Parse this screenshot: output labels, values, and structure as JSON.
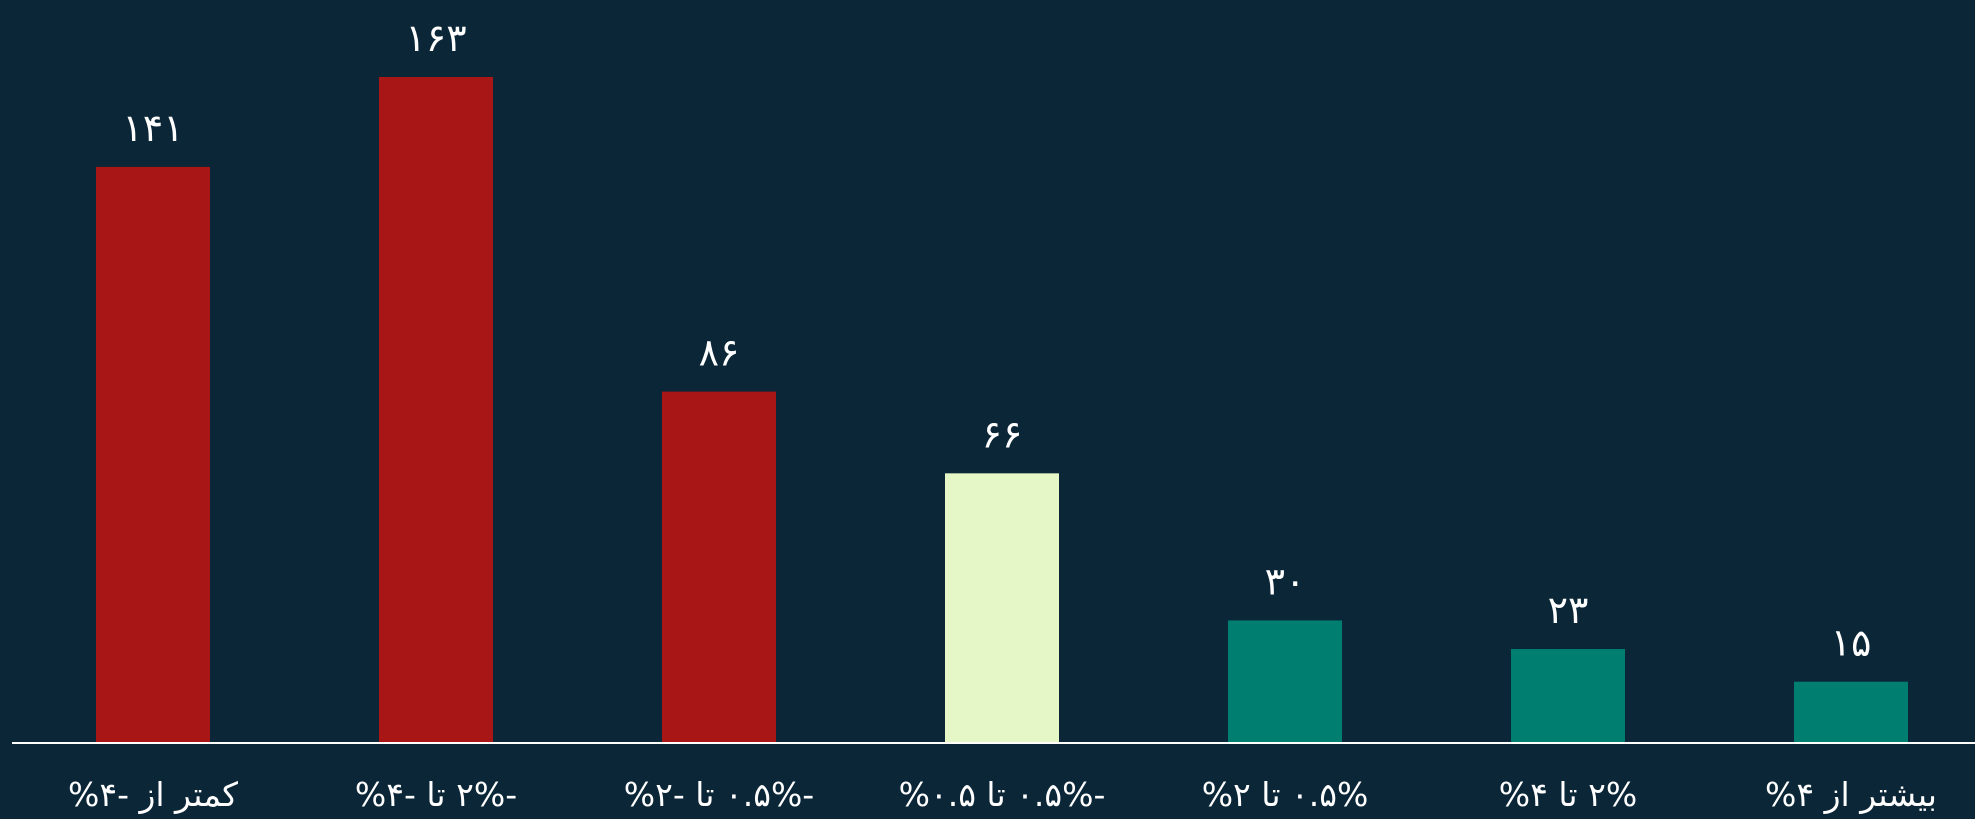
{
  "colors": {
    "background": "#0b2637",
    "negative": "#a91616",
    "neutral": "#e6f7c7",
    "positive": "#007e70",
    "axis": "#ffffff",
    "text": "#ffffff"
  },
  "chart_data": {
    "type": "bar",
    "title": "",
    "xlabel": "",
    "ylabel": "",
    "ylim": [
      0,
      180
    ],
    "grid": false,
    "legend": "none",
    "categories": [
      "کمتر از -۴%",
      "-۲% تا -۴%",
      "-۰.۵% تا -۲%",
      "-۰.۵% تا ۰.۵%",
      "۰.۵% تا ۲%",
      "۲% تا ۴%",
      "بیشتر از ۴%"
    ],
    "values": [
      141,
      163,
      86,
      66,
      30,
      23,
      15
    ],
    "value_labels": [
      "۱۴۱",
      "۱۶۳",
      "۸۶",
      "۶۶",
      "۳۰",
      "۲۳",
      "۱۵"
    ],
    "bar_colors": [
      "#a91616",
      "#a91616",
      "#a91616",
      "#e6f7c7",
      "#007e70",
      "#007e70",
      "#007e70"
    ]
  }
}
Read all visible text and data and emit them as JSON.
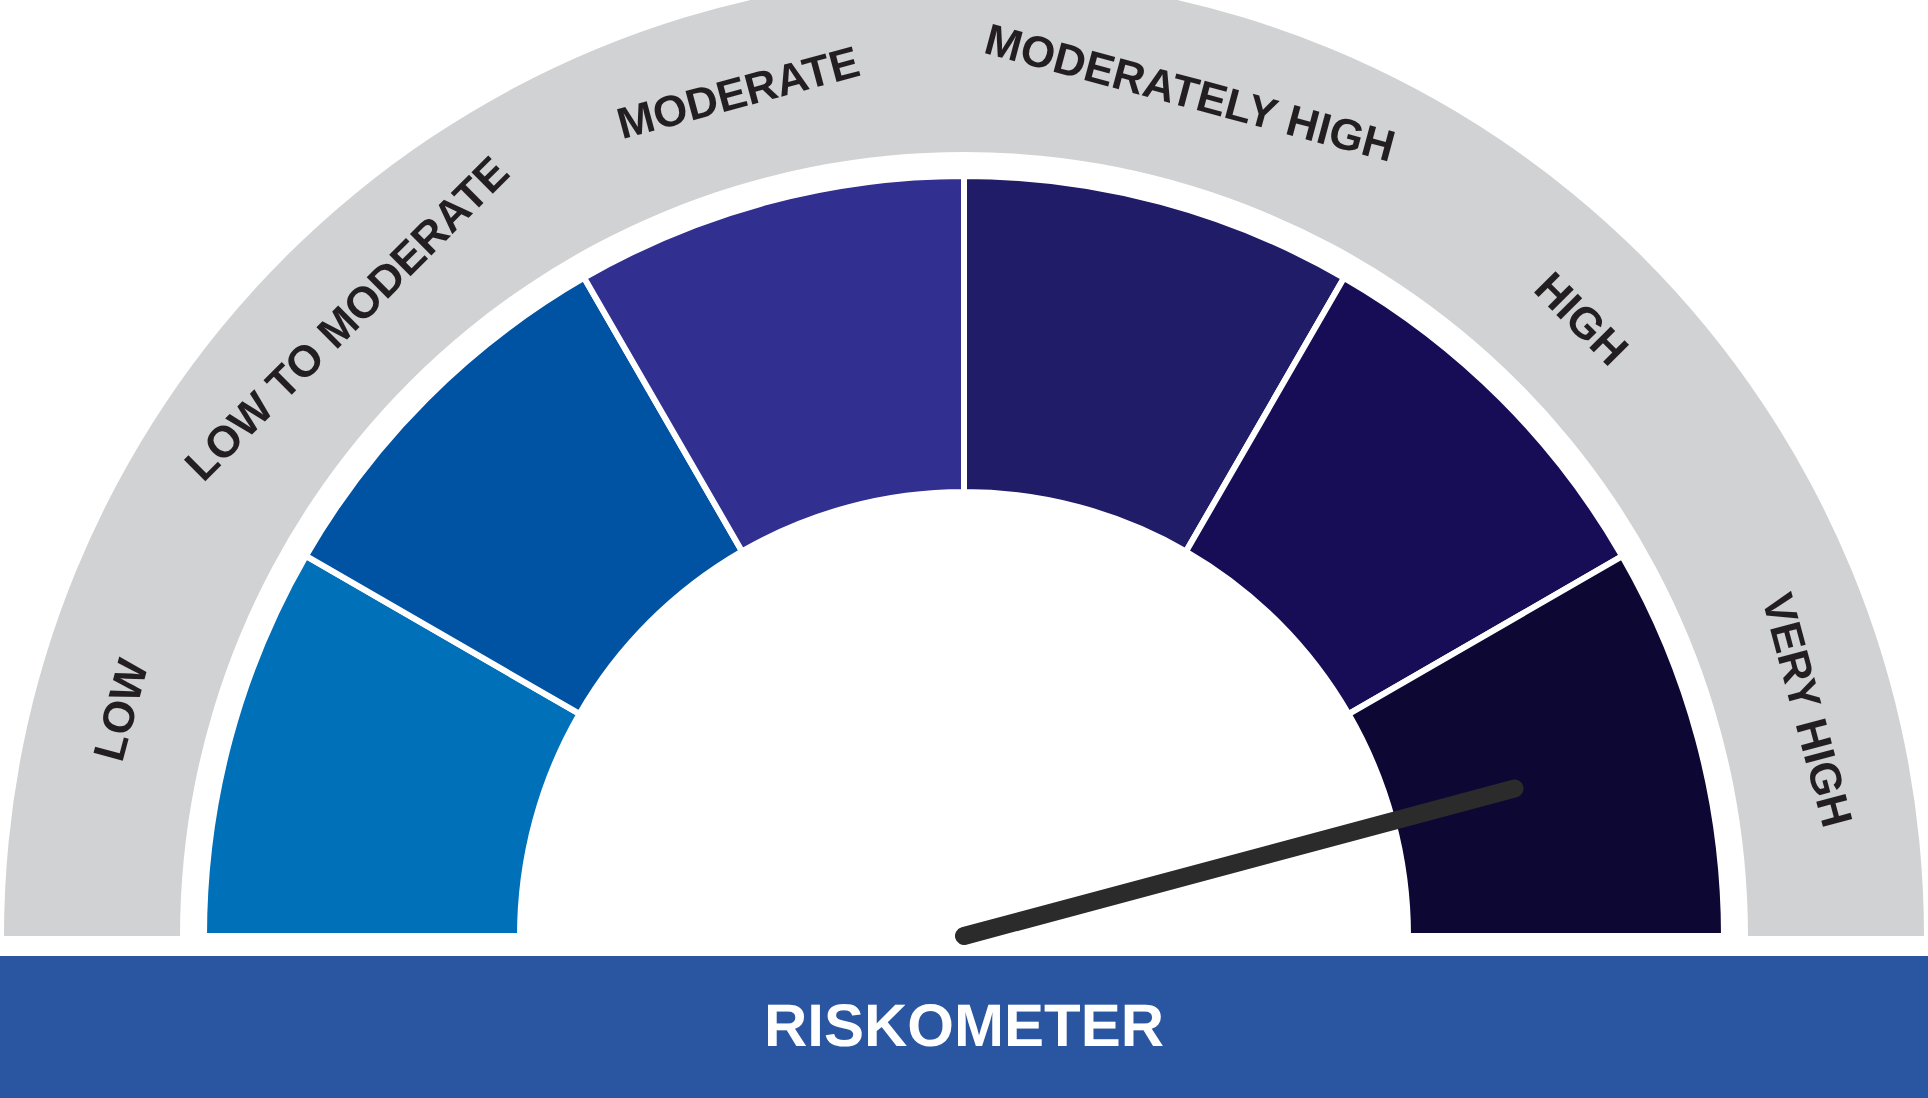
{
  "chart_data": {
    "type": "donut",
    "title": "RISKOMETER",
    "categories": [
      "LOW",
      "LOW TO MODERATE",
      "MODERATE",
      "MODERATELY HIGH",
      "HIGH",
      "VERY HIGH"
    ],
    "values": [
      16.67,
      16.67,
      16.66,
      16.67,
      16.67,
      16.66
    ],
    "colors": [
      "#0071b9",
      "#0053a3",
      "#312f90",
      "#211c68",
      "#170d57",
      "#0d0734"
    ],
    "needle": "VERY HIGH"
  }
}
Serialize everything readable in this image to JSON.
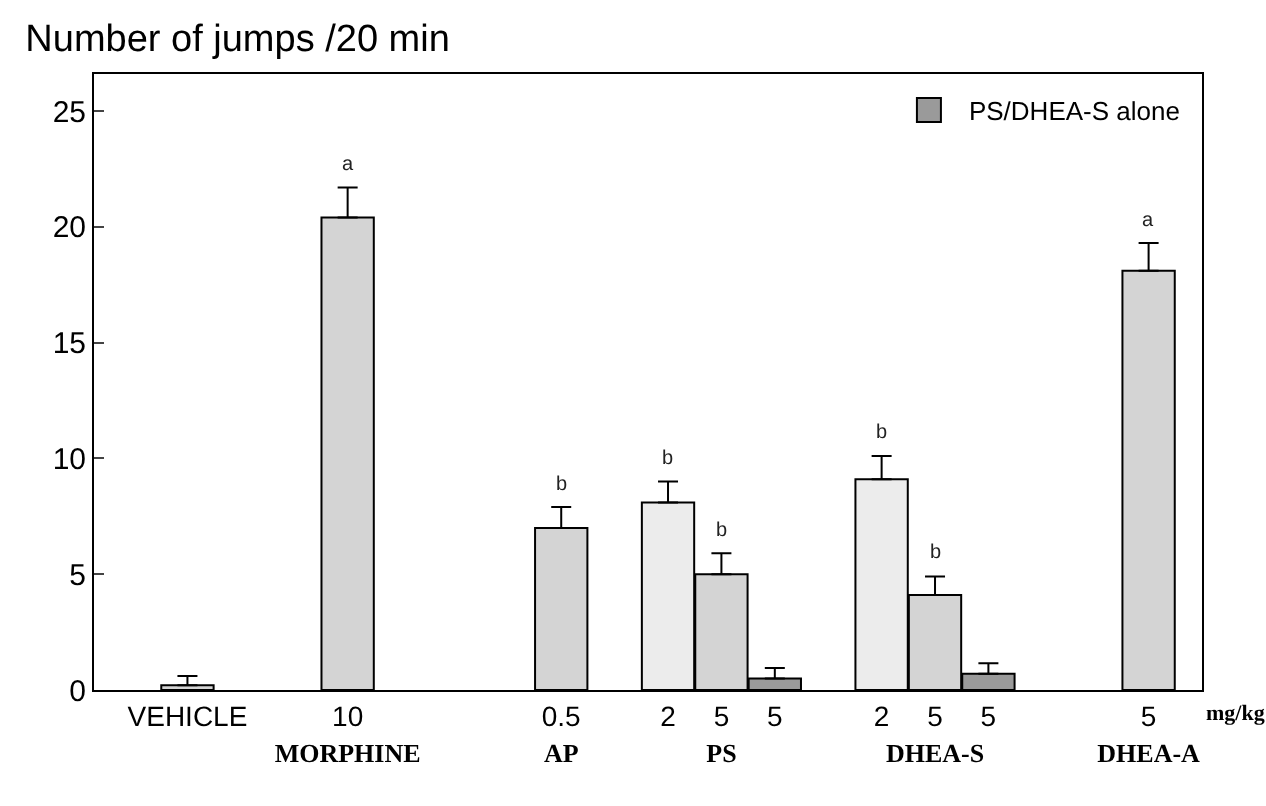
{
  "chart_data": {
    "type": "bar",
    "title": "Number of jumps /20 min",
    "categories": [
      "VEHICLE",
      null,
      null,
      "10\nMORPHINE",
      null,
      null,
      null,
      "0.5\nAP",
      null,
      "2",
      "5\nPS",
      "5",
      null,
      "2",
      "5\nDHEA-S",
      "5",
      null,
      null,
      "5\nDHEA-A"
    ],
    "series": [
      {
        "color": "#d4d4d4",
        "values": [
          0.2,
          null,
          null,
          20.4,
          null,
          null,
          null,
          7.0,
          null,
          null,
          5.0,
          null,
          null,
          null,
          4.1,
          null,
          null,
          null,
          18.1
        ],
        "errors": [
          [
            0.2,
            0.6
          ],
          null,
          null,
          [
            20.4,
            21.7
          ],
          null,
          null,
          null,
          [
            7.0,
            7.9
          ],
          null,
          null,
          [
            5.0,
            5.9
          ],
          null,
          null,
          null,
          [
            4.1,
            4.9
          ],
          null,
          null,
          null,
          [
            18.1,
            19.3
          ]
        ],
        "value_labels": [
          null,
          null,
          null,
          "a",
          null,
          null,
          null,
          "b",
          null,
          null,
          "b",
          null,
          null,
          null,
          "b",
          null,
          null,
          null,
          "a"
        ]
      },
      {
        "color": "#ececec",
        "values": [
          null,
          null,
          null,
          null,
          null,
          null,
          null,
          null,
          null,
          8.1,
          null,
          null,
          null,
          9.1,
          null,
          null,
          null,
          null,
          null
        ],
        "errors": [
          null,
          null,
          null,
          null,
          null,
          null,
          null,
          null,
          null,
          [
            8.1,
            9.0
          ],
          null,
          null,
          null,
          [
            9.1,
            10.1
          ],
          null,
          null,
          null,
          null,
          null
        ],
        "value_labels": [
          null,
          null,
          null,
          null,
          null,
          null,
          null,
          null,
          null,
          "b",
          null,
          null,
          null,
          "b",
          null,
          null,
          null,
          null,
          null
        ]
      },
      {
        "name": "PS/DHEA-S alone",
        "color": "#9a9a9a",
        "values": [
          null,
          null,
          null,
          null,
          null,
          null,
          null,
          null,
          null,
          null,
          null,
          0.5,
          null,
          null,
          null,
          0.7,
          null,
          null,
          null
        ],
        "errors": [
          null,
          null,
          null,
          null,
          null,
          null,
          null,
          null,
          null,
          null,
          null,
          [
            0.5,
            0.95
          ],
          null,
          null,
          null,
          [
            0.7,
            1.15
          ],
          null,
          null,
          null
        ]
      }
    ],
    "ylim": [
      0,
      26.6
    ],
    "yticks": [
      0,
      5,
      10,
      15,
      20,
      25
    ],
    "legend": "top right",
    "annotations": [
      "mg/kg"
    ]
  }
}
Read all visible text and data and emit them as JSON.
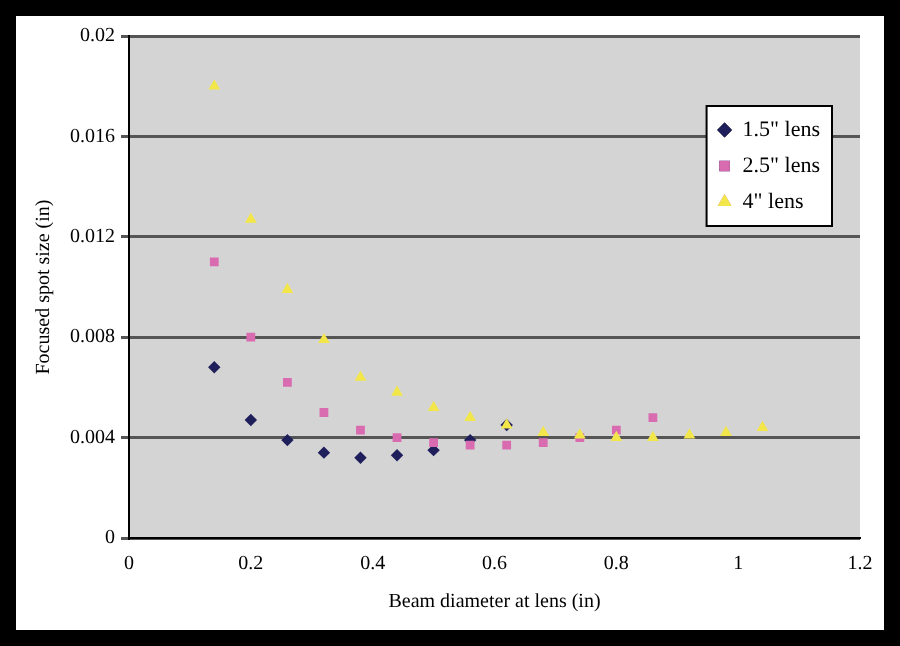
{
  "chart_data": {
    "type": "scatter",
    "xlabel": "Beam diameter at lens (in)",
    "ylabel": "Focused spot size (in)",
    "xlim": [
      0,
      1.2
    ],
    "xticks": [
      0,
      0.2,
      0.4,
      0.6,
      0.8,
      1,
      1.2
    ],
    "ylim": [
      0,
      0.02
    ],
    "yticks": [
      0,
      0.004,
      0.008,
      0.012,
      0.016,
      0.02
    ],
    "grid": "y",
    "legend": "top right",
    "series": [
      {
        "name": "1.5\" lens",
        "color": "#1f1f5c",
        "marker": "diamond",
        "x": [
          0.14,
          0.2,
          0.26,
          0.32,
          0.38,
          0.44,
          0.5,
          0.56,
          0.62
        ],
        "values": [
          0.0068,
          0.0047,
          0.0039,
          0.0034,
          0.0032,
          0.0033,
          0.0035,
          0.0039,
          0.0045
        ]
      },
      {
        "name": "2.5\" lens",
        "color": "#d96bb0",
        "marker": "square",
        "x": [
          0.14,
          0.2,
          0.26,
          0.32,
          0.38,
          0.44,
          0.5,
          0.56,
          0.62,
          0.68,
          0.74,
          0.8,
          0.86
        ],
        "values": [
          0.011,
          0.008,
          0.0062,
          0.005,
          0.0043,
          0.004,
          0.0038,
          0.0037,
          0.0037,
          0.0038,
          0.004,
          0.0043,
          0.0048
        ]
      },
      {
        "name": "4\" lens",
        "color": "#f2e64a",
        "marker": "triangle",
        "x": [
          0.14,
          0.2,
          0.26,
          0.32,
          0.38,
          0.44,
          0.5,
          0.56,
          0.62,
          0.68,
          0.74,
          0.8,
          0.86,
          0.92,
          0.98,
          1.04
        ],
        "values": [
          0.018,
          0.0127,
          0.0099,
          0.0079,
          0.0064,
          0.0058,
          0.0052,
          0.0048,
          0.0045,
          0.0042,
          0.0041,
          0.004,
          0.004,
          0.0041,
          0.0042,
          0.0044
        ]
      }
    ]
  }
}
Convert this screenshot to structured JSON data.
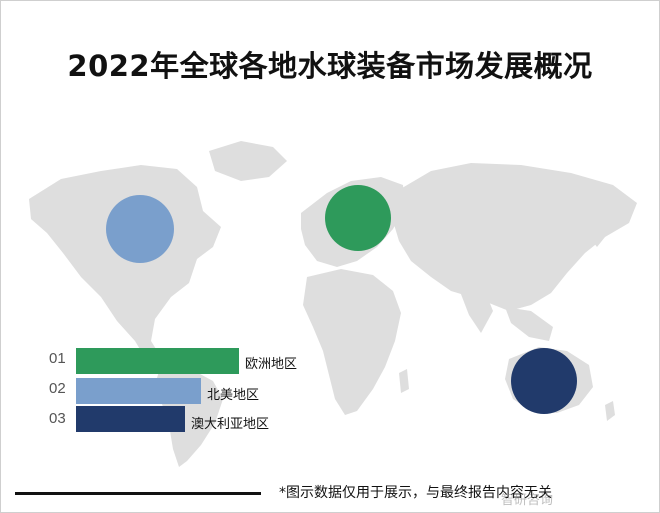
{
  "title": "2022年全球各地水球装备市场发展概况",
  "chart_data": {
    "type": "bar",
    "orientation": "horizontal",
    "categories": [
      "欧洲地区",
      "北美地区",
      "澳大利亚地区"
    ],
    "ranks": [
      "01",
      "02",
      "03"
    ],
    "values": [
      3,
      2.3,
      2
    ],
    "colors": [
      "#2e9a5b",
      "#7a9fcc",
      "#213a6b"
    ],
    "map_markers": [
      {
        "region": "北美地区",
        "color": "#7a9fcc"
      },
      {
        "region": "欧洲地区",
        "color": "#2e9a5b"
      },
      {
        "region": "澳大利亚地区",
        "color": "#213a6b"
      }
    ]
  },
  "footnote": "*图示数据仅用于展示，与最终报告内容无关",
  "watermark": "智研咨询"
}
● ● ● ●
> _PROBLEM_
Find the lines above that contain the word "screenshot" and collect them.

> _COMPLETE RESPONSE_
Parse this screenshot: output labels, values, and structure as JSON.
Convert this screenshot to structured JSON data.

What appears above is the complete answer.